==== Material supplied
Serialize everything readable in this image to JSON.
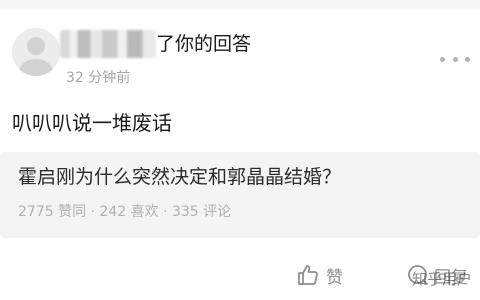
{
  "notification": {
    "action_text": "了你的回答",
    "time_ago": "32 分钟前"
  },
  "comment": {
    "text": "叭叭叭说一堆废话"
  },
  "question": {
    "title": "霍启刚为什么突然决定和郭晶晶结婚？",
    "stats": "2775 赞同 · 242 喜欢 · 335 评论"
  },
  "actions": {
    "like_label": "赞",
    "reply_label": "回复"
  },
  "watermark": {
    "text": "知乎用户"
  },
  "icons": {
    "more": "more-dots-icon",
    "like": "thumbs-up-icon",
    "reply": "comment-bubble-icon"
  },
  "colors": {
    "background": "#ffffff",
    "card_background": "#f4f4f4",
    "secondary_text": "#a7a7a7",
    "primary_text": "#1a1a1a"
  }
}
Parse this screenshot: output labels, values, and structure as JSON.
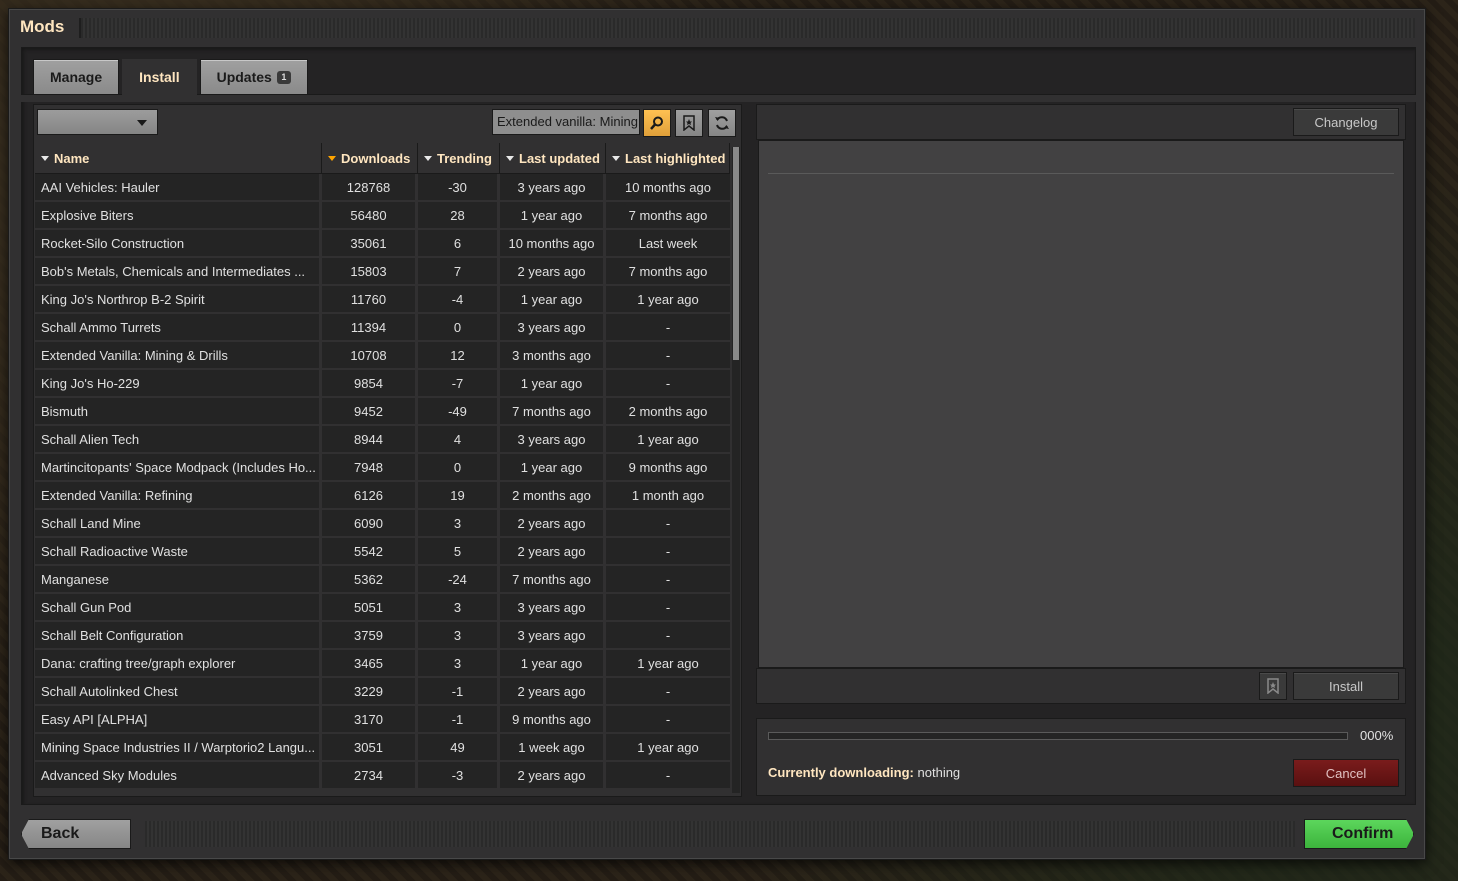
{
  "window": {
    "title": "Mods"
  },
  "tabs": [
    {
      "label": "Manage",
      "active": false
    },
    {
      "label": "Install",
      "active": true
    },
    {
      "label": "Updates",
      "badge": "1",
      "active": false
    }
  ],
  "filter": {
    "dropdown_value": "",
    "search_value": "Extended vanilla: Mining"
  },
  "table": {
    "headers": {
      "name": "Name",
      "downloads": "Downloads",
      "trending": "Trending",
      "last_updated": "Last updated",
      "last_highlighted": "Last highlighted"
    },
    "rows": [
      {
        "name": "AAI Vehicles: Hauler",
        "downloads": "128768",
        "trending": "-30",
        "last_updated": "3 years ago",
        "last_highlighted": "10 months ago"
      },
      {
        "name": "Explosive Biters",
        "downloads": "56480",
        "trending": "28",
        "last_updated": "1 year ago",
        "last_highlighted": "7 months ago"
      },
      {
        "name": "Rocket-Silo Construction",
        "downloads": "35061",
        "trending": "6",
        "last_updated": "10 months ago",
        "last_highlighted": "Last week"
      },
      {
        "name": "Bob's Metals, Chemicals and Intermediates ...",
        "downloads": "15803",
        "trending": "7",
        "last_updated": "2 years ago",
        "last_highlighted": "7 months ago"
      },
      {
        "name": "King Jo's Northrop B-2 Spirit",
        "downloads": "11760",
        "trending": "-4",
        "last_updated": "1 year ago",
        "last_highlighted": "1 year ago"
      },
      {
        "name": "Schall Ammo Turrets",
        "downloads": "11394",
        "trending": "0",
        "last_updated": "3 years ago",
        "last_highlighted": "-"
      },
      {
        "name": "Extended Vanilla: Mining & Drills",
        "downloads": "10708",
        "trending": "12",
        "last_updated": "3 months ago",
        "last_highlighted": "-"
      },
      {
        "name": "King Jo's Ho-229",
        "downloads": "9854",
        "trending": "-7",
        "last_updated": "1 year ago",
        "last_highlighted": "-"
      },
      {
        "name": "Bismuth",
        "downloads": "9452",
        "trending": "-49",
        "last_updated": "7 months ago",
        "last_highlighted": "2 months ago"
      },
      {
        "name": "Schall Alien Tech",
        "downloads": "8944",
        "trending": "4",
        "last_updated": "3 years ago",
        "last_highlighted": "1 year ago"
      },
      {
        "name": "Martincitopants' Space Modpack (Includes Ho...",
        "downloads": "7948",
        "trending": "0",
        "last_updated": "1 year ago",
        "last_highlighted": "9 months ago"
      },
      {
        "name": "Extended Vanilla: Refining",
        "downloads": "6126",
        "trending": "19",
        "last_updated": "2 months ago",
        "last_highlighted": "1 month ago"
      },
      {
        "name": "Schall Land Mine",
        "downloads": "6090",
        "trending": "3",
        "last_updated": "2 years ago",
        "last_highlighted": "-"
      },
      {
        "name": "Schall Radioactive Waste",
        "downloads": "5542",
        "trending": "5",
        "last_updated": "2 years ago",
        "last_highlighted": "-"
      },
      {
        "name": "Manganese",
        "downloads": "5362",
        "trending": "-24",
        "last_updated": "7 months ago",
        "last_highlighted": "-"
      },
      {
        "name": "Schall Gun Pod",
        "downloads": "5051",
        "trending": "3",
        "last_updated": "3 years ago",
        "last_highlighted": "-"
      },
      {
        "name": "Schall Belt Configuration",
        "downloads": "3759",
        "trending": "3",
        "last_updated": "3 years ago",
        "last_highlighted": "-"
      },
      {
        "name": "Dana: crafting tree/graph explorer",
        "downloads": "3465",
        "trending": "3",
        "last_updated": "1 year ago",
        "last_highlighted": "1 year ago"
      },
      {
        "name": "Schall Autolinked Chest",
        "downloads": "3229",
        "trending": "-1",
        "last_updated": "2 years ago",
        "last_highlighted": "-"
      },
      {
        "name": "Easy API [ALPHA]",
        "downloads": "3170",
        "trending": "-1",
        "last_updated": "9 months ago",
        "last_highlighted": "-"
      },
      {
        "name": "Mining Space Industries II / Warptorio2 Langu...",
        "downloads": "3051",
        "trending": "49",
        "last_updated": "1 week ago",
        "last_highlighted": "1 year ago"
      },
      {
        "name": "Advanced Sky Modules",
        "downloads": "2734",
        "trending": "-3",
        "last_updated": "2 years ago",
        "last_highlighted": "-"
      }
    ]
  },
  "details": {
    "changelog_label": "Changelog",
    "install_label": "Install"
  },
  "download": {
    "progress_percent": 0,
    "progress_text": "000%",
    "status_label": "Currently downloading:",
    "status_value": "nothing",
    "cancel_label": "Cancel"
  },
  "footer": {
    "back_label": "Back",
    "confirm_label": "Confirm"
  },
  "colors": {
    "accent": "#ffa500",
    "confirm": "#5cd65c",
    "cancel": "#7a1c1c",
    "heading": "#ffe6c0"
  }
}
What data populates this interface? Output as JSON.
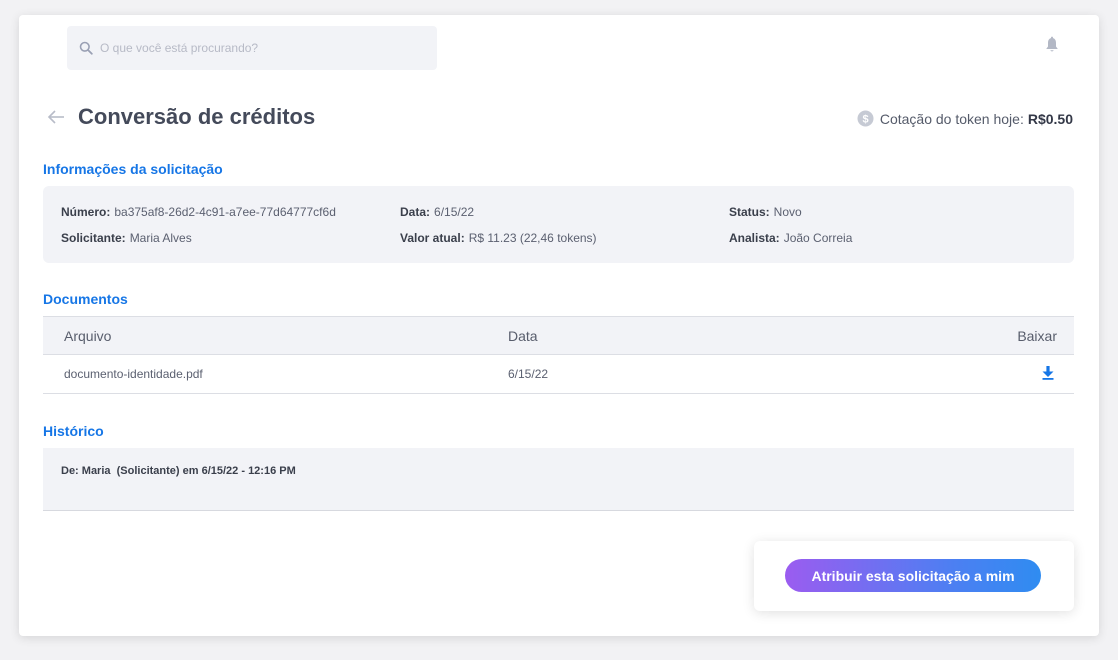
{
  "header": {
    "search_placeholder": "O que você está procurando?",
    "notifications_icon": "bell-icon"
  },
  "page": {
    "back_icon": "arrow-left-icon",
    "title": "Conversão de créditos",
    "token_quote": {
      "icon": "dollar-coin-icon",
      "label": "Cotação do token hoje:",
      "value": "R$0.50"
    }
  },
  "request_info": {
    "section_title": "Informações da solicitação",
    "fields": {
      "numero": {
        "label": "Número:",
        "value": "ba375af8-26d2-4c91-a7ee-77d64777cf6d"
      },
      "data": {
        "label": "Data:",
        "value": "6/15/22"
      },
      "status": {
        "label": "Status:",
        "value": "Novo"
      },
      "solicitante": {
        "label": "Solicitante:",
        "value": "Maria Alves"
      },
      "valor_atual": {
        "label": "Valor atual:",
        "value": "R$ 11.23 (22,46 tokens)"
      },
      "analista": {
        "label": "Analista:",
        "value": "João Correia"
      }
    }
  },
  "documents": {
    "section_title": "Documentos",
    "columns": {
      "file": "Arquivo",
      "date": "Data",
      "download": "Baixar"
    },
    "rows": [
      {
        "file": "documento-identidade.pdf",
        "date": "6/15/22",
        "download_icon": "download-icon"
      }
    ]
  },
  "history": {
    "section_title": "Histórico",
    "entries": [
      {
        "text": "De: Maria  (Solicitante) em 6/15/22 - 12:16 PM"
      }
    ]
  },
  "actions": {
    "assign_label": "Atribuir esta solicitação a mim"
  },
  "colors": {
    "accent": "#1676e6",
    "button_gradient_start": "#9b5cf0",
    "button_gradient_end": "#2f8cf1",
    "panel_bg": "#f2f3f7"
  }
}
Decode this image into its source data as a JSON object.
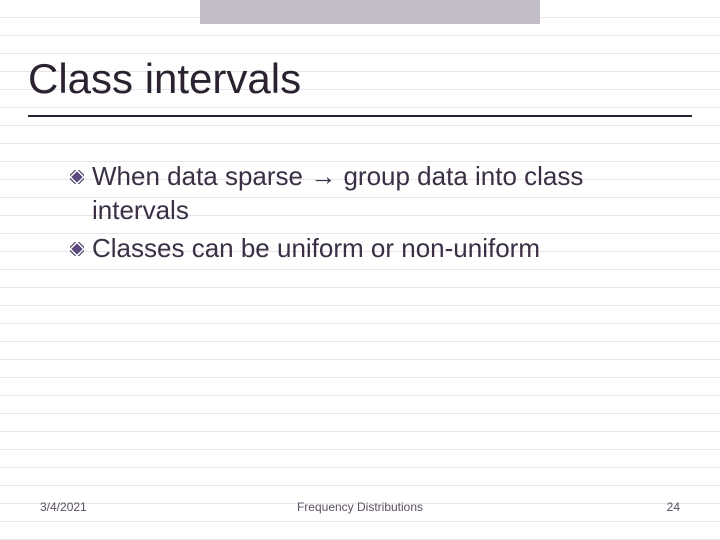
{
  "slide": {
    "title": "Class intervals",
    "bullets": [
      "When data sparse → group data into class intervals",
      "Classes can be uniform or non-uniform"
    ]
  },
  "footer": {
    "date": "3/4/2021",
    "title": "Frequency Distributions",
    "page": "24"
  },
  "colors": {
    "accent": "#4a3a6a",
    "text": "#3a2f45"
  }
}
========
## Your task:
Your answer should be a single number: the count of lines in the entries that contain the word "this".

## Expected answer:
4